- **Goal of the exercise**: Comb through the entries for "fixează" and pull out each line that holds it.

Start of Data lines

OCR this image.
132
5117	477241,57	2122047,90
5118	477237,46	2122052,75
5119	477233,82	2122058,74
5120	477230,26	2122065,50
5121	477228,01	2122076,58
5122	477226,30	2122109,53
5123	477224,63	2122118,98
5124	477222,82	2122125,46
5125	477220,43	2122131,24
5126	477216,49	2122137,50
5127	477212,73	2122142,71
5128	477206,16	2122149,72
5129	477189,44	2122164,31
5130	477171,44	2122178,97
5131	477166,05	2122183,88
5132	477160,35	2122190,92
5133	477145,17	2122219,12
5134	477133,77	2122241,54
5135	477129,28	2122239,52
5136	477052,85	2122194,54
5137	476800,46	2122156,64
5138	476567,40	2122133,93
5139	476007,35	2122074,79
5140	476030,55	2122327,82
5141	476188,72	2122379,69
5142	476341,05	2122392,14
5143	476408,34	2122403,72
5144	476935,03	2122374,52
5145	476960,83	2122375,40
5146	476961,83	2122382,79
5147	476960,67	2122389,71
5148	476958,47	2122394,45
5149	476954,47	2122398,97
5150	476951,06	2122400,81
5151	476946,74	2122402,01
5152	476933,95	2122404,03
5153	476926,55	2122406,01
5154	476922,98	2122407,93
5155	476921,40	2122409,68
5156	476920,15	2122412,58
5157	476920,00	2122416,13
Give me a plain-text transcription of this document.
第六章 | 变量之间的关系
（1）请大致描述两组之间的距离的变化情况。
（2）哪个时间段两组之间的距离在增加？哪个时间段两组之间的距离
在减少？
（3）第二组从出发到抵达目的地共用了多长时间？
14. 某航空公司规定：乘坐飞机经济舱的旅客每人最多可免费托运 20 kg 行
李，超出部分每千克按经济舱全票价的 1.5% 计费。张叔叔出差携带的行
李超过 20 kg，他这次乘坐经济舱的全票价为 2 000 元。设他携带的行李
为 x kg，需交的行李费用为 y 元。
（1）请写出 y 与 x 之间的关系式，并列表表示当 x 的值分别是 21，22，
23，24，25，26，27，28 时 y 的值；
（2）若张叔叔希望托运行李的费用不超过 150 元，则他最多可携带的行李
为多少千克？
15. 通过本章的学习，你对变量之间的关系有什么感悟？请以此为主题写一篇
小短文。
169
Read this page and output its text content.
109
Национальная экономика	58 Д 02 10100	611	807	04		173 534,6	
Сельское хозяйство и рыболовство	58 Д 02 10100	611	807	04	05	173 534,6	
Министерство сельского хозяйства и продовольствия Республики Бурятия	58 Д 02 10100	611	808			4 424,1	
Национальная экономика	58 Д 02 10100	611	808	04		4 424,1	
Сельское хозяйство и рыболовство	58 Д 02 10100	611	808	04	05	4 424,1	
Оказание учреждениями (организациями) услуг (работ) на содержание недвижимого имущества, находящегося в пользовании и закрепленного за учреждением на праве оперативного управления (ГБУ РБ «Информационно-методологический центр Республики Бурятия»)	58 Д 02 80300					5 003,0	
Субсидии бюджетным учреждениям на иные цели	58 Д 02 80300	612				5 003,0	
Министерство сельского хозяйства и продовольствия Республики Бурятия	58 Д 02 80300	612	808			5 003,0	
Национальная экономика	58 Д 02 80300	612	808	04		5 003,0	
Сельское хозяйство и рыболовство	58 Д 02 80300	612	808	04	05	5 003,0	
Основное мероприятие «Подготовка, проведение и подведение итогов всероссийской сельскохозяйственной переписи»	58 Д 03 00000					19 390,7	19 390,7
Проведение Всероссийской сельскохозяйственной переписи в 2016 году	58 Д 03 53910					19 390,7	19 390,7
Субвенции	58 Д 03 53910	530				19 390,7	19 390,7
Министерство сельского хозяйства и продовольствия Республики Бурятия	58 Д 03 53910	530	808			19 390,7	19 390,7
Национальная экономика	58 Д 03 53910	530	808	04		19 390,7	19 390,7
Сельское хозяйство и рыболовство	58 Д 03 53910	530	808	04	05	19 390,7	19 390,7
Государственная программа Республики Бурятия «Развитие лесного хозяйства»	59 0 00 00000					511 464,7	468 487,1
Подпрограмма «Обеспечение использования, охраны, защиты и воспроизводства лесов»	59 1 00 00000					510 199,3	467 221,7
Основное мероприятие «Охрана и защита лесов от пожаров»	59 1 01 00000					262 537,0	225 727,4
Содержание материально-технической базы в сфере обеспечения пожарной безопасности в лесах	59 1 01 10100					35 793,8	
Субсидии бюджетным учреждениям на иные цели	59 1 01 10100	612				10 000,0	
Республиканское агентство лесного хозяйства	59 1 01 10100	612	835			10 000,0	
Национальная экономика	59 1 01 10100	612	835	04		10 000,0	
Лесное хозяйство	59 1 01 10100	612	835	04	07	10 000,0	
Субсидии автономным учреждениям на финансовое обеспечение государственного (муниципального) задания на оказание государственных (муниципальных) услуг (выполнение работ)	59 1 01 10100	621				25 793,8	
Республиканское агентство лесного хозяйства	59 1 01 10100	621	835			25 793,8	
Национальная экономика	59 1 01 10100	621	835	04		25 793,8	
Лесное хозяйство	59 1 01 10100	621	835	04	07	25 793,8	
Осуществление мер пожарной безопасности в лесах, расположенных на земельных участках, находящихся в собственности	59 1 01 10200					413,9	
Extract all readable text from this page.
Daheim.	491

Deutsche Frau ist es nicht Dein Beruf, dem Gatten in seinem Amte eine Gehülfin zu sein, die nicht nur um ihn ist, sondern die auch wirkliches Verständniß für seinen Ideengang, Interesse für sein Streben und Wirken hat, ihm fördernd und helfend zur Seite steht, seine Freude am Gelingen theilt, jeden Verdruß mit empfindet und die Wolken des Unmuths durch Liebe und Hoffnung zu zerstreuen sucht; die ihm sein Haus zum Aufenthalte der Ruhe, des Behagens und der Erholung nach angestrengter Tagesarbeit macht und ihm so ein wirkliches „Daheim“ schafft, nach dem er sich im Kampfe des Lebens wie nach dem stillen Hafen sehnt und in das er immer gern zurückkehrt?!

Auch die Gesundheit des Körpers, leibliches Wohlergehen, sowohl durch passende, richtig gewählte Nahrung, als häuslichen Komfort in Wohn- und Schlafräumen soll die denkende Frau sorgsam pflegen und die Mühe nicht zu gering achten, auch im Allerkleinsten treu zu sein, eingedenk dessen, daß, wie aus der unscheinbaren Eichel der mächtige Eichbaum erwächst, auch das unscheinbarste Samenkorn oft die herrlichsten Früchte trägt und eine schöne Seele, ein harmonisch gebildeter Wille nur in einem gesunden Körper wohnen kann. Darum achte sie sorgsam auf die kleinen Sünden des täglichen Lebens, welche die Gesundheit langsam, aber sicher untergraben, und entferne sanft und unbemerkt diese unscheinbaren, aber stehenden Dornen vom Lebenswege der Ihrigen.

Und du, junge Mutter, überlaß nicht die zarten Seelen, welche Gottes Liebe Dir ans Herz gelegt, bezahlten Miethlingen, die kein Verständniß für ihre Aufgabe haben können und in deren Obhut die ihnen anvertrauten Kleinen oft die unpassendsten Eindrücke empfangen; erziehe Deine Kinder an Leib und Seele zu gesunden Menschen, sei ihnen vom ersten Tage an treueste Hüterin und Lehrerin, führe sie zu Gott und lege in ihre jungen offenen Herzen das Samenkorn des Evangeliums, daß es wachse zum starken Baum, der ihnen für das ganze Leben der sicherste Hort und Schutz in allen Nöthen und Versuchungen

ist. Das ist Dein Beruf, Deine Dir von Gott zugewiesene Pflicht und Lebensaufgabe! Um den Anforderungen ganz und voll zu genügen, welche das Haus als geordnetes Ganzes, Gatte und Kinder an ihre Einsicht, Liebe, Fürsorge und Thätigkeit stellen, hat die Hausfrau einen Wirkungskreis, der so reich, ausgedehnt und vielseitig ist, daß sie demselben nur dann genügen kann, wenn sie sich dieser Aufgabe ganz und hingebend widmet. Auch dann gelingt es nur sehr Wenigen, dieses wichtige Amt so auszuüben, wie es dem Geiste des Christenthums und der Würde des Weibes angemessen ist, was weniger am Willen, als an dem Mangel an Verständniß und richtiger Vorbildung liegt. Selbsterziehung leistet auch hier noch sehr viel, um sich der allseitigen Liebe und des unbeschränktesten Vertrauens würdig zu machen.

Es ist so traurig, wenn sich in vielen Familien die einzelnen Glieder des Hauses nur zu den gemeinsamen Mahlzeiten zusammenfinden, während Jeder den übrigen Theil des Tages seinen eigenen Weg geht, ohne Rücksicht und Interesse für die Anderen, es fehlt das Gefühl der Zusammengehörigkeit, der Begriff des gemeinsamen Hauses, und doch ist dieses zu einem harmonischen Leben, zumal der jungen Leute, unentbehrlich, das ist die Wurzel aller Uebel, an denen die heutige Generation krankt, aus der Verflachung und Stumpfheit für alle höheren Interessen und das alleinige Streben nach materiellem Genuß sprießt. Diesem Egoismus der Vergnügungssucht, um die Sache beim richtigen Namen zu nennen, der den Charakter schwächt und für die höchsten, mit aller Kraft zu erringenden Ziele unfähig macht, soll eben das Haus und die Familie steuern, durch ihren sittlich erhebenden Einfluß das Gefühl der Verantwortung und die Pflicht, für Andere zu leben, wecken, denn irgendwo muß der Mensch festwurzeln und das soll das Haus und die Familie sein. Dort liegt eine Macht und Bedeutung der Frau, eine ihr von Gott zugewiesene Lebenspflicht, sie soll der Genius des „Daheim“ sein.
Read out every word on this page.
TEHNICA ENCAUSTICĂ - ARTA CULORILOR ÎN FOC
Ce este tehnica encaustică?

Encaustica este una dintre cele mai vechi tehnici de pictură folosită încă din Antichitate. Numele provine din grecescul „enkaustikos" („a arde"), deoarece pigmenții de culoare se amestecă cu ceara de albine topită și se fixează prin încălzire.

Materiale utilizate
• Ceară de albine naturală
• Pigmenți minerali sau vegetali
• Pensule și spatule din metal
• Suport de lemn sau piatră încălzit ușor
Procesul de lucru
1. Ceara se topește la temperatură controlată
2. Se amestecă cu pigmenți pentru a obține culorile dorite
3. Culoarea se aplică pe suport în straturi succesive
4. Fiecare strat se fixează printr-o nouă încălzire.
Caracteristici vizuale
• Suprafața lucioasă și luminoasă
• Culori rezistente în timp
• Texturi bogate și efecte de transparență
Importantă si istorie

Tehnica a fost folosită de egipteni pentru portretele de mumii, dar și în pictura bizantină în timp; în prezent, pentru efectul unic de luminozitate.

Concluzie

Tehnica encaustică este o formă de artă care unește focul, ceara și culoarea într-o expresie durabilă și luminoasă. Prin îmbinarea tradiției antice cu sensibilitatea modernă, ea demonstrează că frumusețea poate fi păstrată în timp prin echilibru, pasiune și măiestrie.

End of Data lines

- **The response**:
Encaustica este una dintre cele mai vechi tehnici de pictură folosită încă din Antichitate. Numele provine din grecescul „enkaustikos" („a arde"), deoarece pigmenții de culoare se amestecă cu ceara de albine topită și se fixează prin încălzire.
4. Fiecare strat se fixează printr-o nouă încălzire.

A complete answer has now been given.